■ **Exercise description**
From the listing that follows, extract every line and set it down unaltered.
══ Records supplied ══
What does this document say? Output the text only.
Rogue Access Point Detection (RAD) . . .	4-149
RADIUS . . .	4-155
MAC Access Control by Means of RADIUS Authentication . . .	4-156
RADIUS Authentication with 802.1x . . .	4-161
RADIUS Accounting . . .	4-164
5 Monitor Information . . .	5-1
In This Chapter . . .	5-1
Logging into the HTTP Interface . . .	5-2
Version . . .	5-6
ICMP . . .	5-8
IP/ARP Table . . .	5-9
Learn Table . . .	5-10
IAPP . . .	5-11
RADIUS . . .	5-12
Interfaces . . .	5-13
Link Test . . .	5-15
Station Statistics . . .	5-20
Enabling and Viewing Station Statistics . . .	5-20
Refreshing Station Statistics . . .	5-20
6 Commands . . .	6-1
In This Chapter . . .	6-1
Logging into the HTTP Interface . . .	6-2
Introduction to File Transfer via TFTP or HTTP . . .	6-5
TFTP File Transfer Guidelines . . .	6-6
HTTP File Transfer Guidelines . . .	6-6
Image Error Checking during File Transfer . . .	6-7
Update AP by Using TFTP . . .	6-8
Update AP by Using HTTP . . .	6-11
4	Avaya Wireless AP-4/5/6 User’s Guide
═══
■ **Full output**
What does this document say? Output the text only.
Rogue Access Point Detection (RAD) . . .	4-149
RADIUS . . .	4-155
MAC Access Control by Means of RADIUS Authentication . . .	4-156
RADIUS Authentication with 802.1x . . .	4-161
RADIUS Accounting . . .	4-164
5 Monitor Information . . .	5-1
In This Chapter . . .	5-1
Logging into the HTTP Interface . . .	5-2
Version . . .	5-6
ICMP . . .	5-8
IP/ARP Table . . .	5-9
Learn Table . . .	5-10
IAPP . . .	5-11
RADIUS . . .	5-12
Interfaces . . .	5-13
Link Test . . .	5-15
Station Statistics . . .	5-20
Enabling and Viewing Station Statistics . . .	5-20
Refreshing Station Statistics . . .	5-20
6 Commands . . .	6-1
In This Chapter . . .	6-1
Logging into the HTTP Interface . . .	6-2
Introduction to File Transfer via TFTP or HTTP . . .	6-5
TFTP File Transfer Guidelines . . .	6-6
HTTP File Transfer Guidelines . . .	6-6
Image Error Checking during File Transfer . . .	6-7
Update AP by Using TFTP . . .	6-8
Update AP by Using HTTP . . .	6-11
4	Avaya Wireless AP-4/5/6 User’s Guide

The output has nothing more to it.